PROBLEM TO SOLVE:
Filter the records for lines holding the string "sumOfDepths".

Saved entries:
'''
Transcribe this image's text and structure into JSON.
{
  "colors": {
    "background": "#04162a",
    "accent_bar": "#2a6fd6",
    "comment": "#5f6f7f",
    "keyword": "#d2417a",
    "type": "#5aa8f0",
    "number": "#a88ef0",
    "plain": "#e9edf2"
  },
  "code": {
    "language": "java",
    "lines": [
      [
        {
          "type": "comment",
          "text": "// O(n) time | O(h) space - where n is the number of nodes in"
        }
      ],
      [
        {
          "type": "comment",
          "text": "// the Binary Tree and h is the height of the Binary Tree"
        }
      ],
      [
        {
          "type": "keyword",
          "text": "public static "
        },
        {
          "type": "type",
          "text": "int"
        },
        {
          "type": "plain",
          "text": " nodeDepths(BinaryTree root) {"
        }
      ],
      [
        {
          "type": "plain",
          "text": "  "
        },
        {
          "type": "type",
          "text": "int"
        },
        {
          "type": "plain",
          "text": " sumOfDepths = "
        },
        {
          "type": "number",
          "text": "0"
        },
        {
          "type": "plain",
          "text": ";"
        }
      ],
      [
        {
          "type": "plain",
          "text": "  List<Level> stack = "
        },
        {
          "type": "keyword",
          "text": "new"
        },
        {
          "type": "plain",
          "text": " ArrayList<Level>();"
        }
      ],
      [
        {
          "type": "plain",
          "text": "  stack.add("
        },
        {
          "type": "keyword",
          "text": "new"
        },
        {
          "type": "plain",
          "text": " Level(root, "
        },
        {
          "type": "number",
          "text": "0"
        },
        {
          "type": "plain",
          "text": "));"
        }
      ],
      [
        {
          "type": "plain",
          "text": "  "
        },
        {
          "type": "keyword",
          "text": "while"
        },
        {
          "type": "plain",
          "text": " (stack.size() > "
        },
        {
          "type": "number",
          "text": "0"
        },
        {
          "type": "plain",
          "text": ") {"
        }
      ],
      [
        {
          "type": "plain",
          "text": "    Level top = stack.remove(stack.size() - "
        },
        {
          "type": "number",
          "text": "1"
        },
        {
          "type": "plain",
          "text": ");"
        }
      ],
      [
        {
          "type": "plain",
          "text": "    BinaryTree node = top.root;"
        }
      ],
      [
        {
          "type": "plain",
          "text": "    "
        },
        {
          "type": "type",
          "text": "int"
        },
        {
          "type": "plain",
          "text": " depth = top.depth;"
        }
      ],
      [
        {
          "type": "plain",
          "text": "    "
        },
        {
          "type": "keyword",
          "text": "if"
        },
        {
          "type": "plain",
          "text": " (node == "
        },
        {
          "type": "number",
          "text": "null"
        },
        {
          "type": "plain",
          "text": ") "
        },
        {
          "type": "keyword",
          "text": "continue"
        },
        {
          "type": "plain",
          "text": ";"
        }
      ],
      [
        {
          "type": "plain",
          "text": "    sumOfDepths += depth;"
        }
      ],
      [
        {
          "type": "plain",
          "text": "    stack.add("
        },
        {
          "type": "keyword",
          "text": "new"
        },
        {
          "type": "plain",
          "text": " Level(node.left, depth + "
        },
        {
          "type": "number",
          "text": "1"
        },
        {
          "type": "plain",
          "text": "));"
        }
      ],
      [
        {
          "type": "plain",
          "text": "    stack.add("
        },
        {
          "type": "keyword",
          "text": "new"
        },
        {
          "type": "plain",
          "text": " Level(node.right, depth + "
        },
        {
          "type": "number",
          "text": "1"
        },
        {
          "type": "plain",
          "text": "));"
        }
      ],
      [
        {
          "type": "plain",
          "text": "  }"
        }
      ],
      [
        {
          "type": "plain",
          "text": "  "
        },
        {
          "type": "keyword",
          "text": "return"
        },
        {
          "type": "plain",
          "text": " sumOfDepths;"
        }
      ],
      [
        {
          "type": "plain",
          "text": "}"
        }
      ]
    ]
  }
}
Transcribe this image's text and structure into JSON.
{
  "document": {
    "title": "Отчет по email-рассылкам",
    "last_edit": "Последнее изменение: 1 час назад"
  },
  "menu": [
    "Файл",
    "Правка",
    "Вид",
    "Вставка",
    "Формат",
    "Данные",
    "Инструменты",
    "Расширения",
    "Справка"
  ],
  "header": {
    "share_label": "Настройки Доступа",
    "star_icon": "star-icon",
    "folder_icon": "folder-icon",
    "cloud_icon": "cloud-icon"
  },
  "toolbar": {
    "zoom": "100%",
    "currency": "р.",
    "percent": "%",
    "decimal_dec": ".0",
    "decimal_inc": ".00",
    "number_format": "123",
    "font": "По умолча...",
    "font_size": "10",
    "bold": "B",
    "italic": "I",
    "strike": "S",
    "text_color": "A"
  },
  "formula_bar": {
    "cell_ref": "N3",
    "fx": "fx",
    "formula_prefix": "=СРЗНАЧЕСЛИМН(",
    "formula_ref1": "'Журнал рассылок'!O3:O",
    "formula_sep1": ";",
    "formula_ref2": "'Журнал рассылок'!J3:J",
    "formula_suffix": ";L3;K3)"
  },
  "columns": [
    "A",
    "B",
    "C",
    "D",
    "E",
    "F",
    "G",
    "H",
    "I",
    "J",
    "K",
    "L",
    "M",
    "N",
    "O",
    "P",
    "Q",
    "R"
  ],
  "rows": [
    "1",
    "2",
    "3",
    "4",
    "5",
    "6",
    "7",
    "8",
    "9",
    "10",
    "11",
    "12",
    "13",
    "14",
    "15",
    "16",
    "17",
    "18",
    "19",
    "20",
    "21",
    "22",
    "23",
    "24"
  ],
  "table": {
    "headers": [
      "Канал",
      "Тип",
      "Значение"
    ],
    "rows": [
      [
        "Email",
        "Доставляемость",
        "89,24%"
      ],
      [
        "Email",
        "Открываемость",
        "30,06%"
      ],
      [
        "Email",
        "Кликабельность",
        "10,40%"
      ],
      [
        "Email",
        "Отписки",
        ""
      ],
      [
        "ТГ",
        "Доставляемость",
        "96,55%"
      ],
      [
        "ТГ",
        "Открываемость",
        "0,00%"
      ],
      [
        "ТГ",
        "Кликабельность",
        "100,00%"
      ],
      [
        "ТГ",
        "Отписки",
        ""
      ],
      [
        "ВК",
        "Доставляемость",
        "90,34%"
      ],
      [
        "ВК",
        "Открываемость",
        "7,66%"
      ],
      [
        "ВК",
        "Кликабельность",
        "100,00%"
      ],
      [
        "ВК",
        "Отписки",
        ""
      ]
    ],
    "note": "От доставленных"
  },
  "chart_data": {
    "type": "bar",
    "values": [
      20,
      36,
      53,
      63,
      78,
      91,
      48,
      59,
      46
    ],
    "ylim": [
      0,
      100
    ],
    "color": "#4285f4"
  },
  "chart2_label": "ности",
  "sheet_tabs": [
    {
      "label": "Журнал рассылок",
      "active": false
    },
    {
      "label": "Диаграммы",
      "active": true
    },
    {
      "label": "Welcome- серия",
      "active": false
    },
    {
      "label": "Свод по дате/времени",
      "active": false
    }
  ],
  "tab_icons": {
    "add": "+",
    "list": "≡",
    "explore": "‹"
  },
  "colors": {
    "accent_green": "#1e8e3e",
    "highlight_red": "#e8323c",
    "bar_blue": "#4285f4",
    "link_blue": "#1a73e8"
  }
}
'''
OUTPUT:
          "text": " sumOfDepths = "
          "text": "    sumOfDepths += depth;"
          "text": " sumOfDepths;"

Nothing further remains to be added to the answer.